> _Given exercise_
In the records below, find each line with the word "this" and copy it.

> _Input data_
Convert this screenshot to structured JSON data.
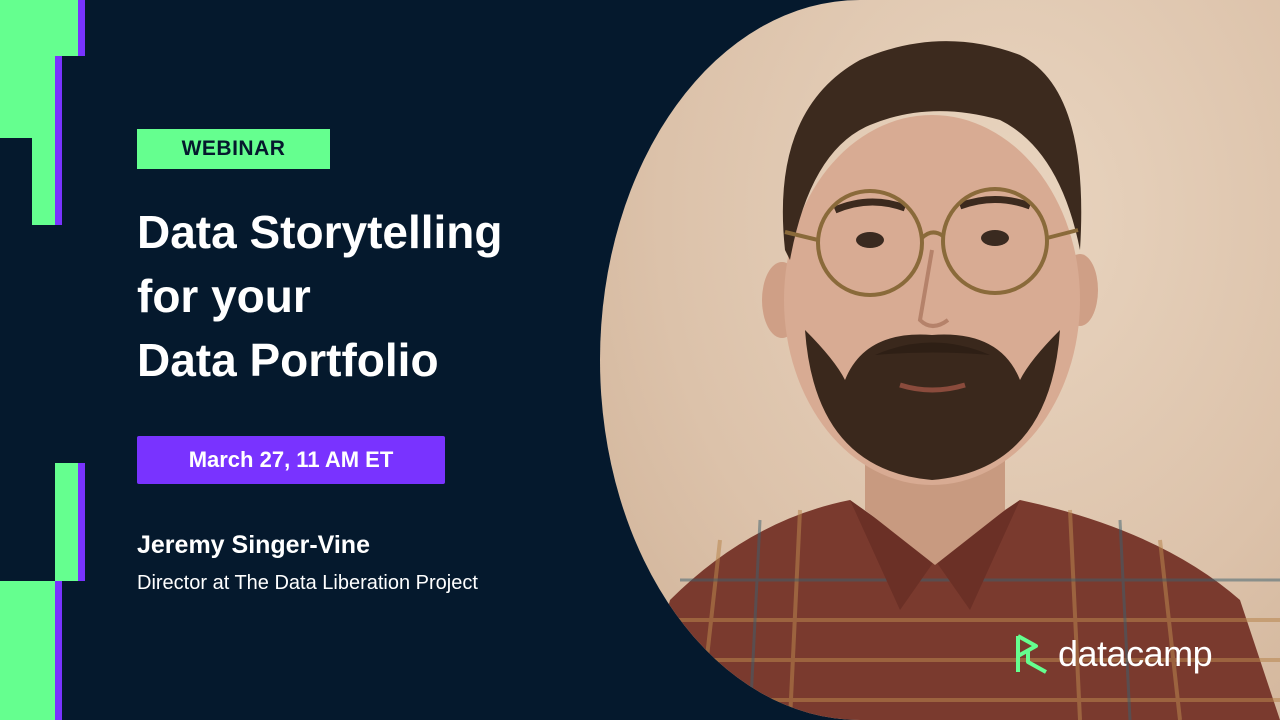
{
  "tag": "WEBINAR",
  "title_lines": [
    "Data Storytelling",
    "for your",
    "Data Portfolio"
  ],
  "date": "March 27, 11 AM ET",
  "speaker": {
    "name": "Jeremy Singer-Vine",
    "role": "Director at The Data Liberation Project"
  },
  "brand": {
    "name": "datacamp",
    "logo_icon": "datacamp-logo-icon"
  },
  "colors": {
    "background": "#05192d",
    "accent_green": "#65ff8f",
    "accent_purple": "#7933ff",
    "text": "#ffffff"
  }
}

==

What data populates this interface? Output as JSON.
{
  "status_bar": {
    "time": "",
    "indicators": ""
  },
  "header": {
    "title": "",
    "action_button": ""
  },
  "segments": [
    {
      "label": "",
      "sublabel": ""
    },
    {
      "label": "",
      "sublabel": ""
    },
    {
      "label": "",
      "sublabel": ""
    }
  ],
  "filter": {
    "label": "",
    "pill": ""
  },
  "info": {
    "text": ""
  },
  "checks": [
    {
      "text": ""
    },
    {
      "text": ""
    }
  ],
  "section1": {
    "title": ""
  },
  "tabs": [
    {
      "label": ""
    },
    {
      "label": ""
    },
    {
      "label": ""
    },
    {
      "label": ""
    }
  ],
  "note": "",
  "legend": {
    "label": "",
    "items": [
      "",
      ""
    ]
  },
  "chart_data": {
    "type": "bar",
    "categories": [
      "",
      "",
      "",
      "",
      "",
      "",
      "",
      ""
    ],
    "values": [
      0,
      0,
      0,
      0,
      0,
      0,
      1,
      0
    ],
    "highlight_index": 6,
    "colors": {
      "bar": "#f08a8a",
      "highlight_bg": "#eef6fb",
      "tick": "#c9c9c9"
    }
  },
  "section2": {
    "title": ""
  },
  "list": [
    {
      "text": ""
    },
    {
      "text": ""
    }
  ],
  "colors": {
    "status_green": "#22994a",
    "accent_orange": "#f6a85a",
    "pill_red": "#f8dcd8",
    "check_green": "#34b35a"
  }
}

> _Task response_
Convert this screenshot to structured JSON data.
What data populates this interface? Output as JSON.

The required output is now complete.